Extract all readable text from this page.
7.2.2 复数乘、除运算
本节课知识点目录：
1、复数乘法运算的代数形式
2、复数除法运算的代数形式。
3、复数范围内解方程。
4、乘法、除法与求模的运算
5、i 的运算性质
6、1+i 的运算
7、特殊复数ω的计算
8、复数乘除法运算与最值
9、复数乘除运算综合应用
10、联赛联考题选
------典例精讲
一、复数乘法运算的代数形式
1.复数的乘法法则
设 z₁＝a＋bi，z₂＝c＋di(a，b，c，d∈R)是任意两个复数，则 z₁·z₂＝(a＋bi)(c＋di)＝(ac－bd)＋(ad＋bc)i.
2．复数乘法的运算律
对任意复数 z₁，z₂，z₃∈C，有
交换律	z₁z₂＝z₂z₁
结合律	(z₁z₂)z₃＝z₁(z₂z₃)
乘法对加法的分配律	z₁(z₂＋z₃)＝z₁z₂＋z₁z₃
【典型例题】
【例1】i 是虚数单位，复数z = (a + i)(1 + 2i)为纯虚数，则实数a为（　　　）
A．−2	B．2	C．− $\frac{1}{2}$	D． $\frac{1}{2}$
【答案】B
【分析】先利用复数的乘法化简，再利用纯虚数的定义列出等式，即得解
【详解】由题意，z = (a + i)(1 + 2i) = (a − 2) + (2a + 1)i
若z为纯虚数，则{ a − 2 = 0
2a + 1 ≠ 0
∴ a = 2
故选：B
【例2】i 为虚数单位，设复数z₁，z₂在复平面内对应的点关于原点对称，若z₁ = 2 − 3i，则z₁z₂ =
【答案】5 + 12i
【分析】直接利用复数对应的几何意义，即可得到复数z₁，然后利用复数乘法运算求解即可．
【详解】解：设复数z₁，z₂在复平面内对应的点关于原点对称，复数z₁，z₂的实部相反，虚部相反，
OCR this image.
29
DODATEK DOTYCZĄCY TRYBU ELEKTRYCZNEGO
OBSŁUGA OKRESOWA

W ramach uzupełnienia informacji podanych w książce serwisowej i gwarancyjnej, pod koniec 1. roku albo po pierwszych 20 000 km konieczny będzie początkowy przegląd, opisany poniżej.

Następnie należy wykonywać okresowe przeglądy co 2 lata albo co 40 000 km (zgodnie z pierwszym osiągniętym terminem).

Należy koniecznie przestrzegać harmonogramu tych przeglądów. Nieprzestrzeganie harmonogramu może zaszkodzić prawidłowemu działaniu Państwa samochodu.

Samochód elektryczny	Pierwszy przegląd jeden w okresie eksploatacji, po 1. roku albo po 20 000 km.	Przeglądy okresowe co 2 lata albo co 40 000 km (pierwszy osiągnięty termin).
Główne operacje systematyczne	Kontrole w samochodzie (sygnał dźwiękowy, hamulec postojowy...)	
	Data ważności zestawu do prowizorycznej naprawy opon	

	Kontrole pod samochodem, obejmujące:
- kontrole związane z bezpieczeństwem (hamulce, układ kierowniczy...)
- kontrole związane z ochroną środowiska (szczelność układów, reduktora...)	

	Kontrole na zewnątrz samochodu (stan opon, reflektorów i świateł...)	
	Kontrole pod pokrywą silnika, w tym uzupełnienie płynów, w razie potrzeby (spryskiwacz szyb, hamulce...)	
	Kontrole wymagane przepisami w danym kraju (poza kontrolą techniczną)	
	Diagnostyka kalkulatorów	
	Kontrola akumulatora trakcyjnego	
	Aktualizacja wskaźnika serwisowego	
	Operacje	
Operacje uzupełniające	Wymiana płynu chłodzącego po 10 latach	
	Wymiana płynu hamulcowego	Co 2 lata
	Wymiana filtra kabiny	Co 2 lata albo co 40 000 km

**Your goal**: Write out every entry again, keeping each line exactly the same.

**Answer for the task**:
Extract all readable text from this page.
7.2.2 复数乘、除运算
本节课知识点目录：
1、复数乘法运算的代数形式
2、复数除法运算的代数形式。
3、复数范围内解方程。
4、乘法、除法与求模的运算
5、i 的运算性质
6、1+i 的运算
7、特殊复数ω的计算
8、复数乘除法运算与最值
9、复数乘除运算综合应用
10、联赛联考题选
------典例精讲
一、复数乘法运算的代数形式
1.复数的乘法法则
设 z₁＝a＋bi，z₂＝c＋di(a，b，c，d∈R)是任意两个复数，则 z₁·z₂＝(a＋bi)(c＋di)＝(ac－bd)＋(ad＋bc)i.
2．复数乘法的运算律
对任意复数 z₁，z₂，z₃∈C，有
交换律	z₁z₂＝z₂z₁
结合律	(z₁z₂)z₃＝z₁(z₂z₃)
乘法对加法的分配律	z₁(z₂＋z₃)＝z₁z₂＋z₁z₃
【典型例题】
【例1】i 是虚数单位，复数z = (a + i)(1 + 2i)为纯虚数，则实数a为（　　　）
A．−2	B．2	C．− $\frac{1}{2}$	D． $\frac{1}{2}$
【答案】B
【分析】先利用复数的乘法化简，再利用纯虚数的定义列出等式，即得解
【详解】由题意，z = (a + i)(1 + 2i) = (a − 2) + (2a + 1)i
若z为纯虚数，则{ a − 2 = 0
2a + 1 ≠ 0
∴ a = 2
故选：B
【例2】i 为虚数单位，设复数z₁，z₂在复平面内对应的点关于原点对称，若z₁ = 2 − 3i，则z₁z₂ =
【答案】5 + 12i
【分析】直接利用复数对应的几何意义，即可得到复数z₁，然后利用复数乘法运算求解即可．
【详解】解：设复数z₁，z₂在复平面内对应的点关于原点对称，复数z₁，z₂的实部相反，虚部相反，
OCR this image.
29
DODATEK DOTYCZĄCY TRYBU ELEKTRYCZNEGO
OBSŁUGA OKRESOWA

W ramach uzupełnienia informacji podanych w książce serwisowej i gwarancyjnej, pod koniec 1. roku albo po pierwszych 20 000 km konieczny będzie początkowy przegląd, opisany poniżej.

Następnie należy wykonywać okresowe przeglądy co 2 lata albo co 40 000 km (zgodnie z pierwszym osiągniętym terminem).

Należy koniecznie przestrzegać harmonogramu tych przeglądów. Nieprzestrzeganie harmonogramu może zaszkodzić prawidłowemu działaniu Państwa samochodu.

Samochód elektryczny	Pierwszy przegląd jeden w okresie eksploatacji, po 1. roku albo po 20 000 km.	Przeglądy okresowe co 2 lata albo co 40 000 km (pierwszy osiągnięty termin).
Główne operacje systematyczne	Kontrole w samochodzie (sygnał dźwiękowy, hamulec postojowy...)	
	Data ważności zestawu do prowizorycznej naprawy opon	

	Kontrole pod samochodem, obejmujące:
- kontrole związane z bezpieczeństwem (hamulce, układ kierowniczy...)
- kontrole związane z ochroną środowiska (szczelność układów, reduktora...)	

	Kontrole na zewnątrz samochodu (stan opon, reflektorów i świateł...)	
	Kontrole pod pokrywą silnika, w tym uzupełnienie płynów, w razie potrzeby (spryskiwacz szyb, hamulce...)	
	Kontrole wymagane przepisami w danym kraju (poza kontrolą techniczną)	
	Diagnostyka kalkulatorów	
	Kontrola akumulatora trakcyjnego	
	Aktualizacja wskaźnika serwisowego	
	Operacje	
Operacje uzupełniające	Wymiana płynu chłodzącego po 10 latach	
	Wymiana płynu hamulcowego	Co 2 lata
	Wymiana filtra kabiny	Co 2 lata albo co 40 000 km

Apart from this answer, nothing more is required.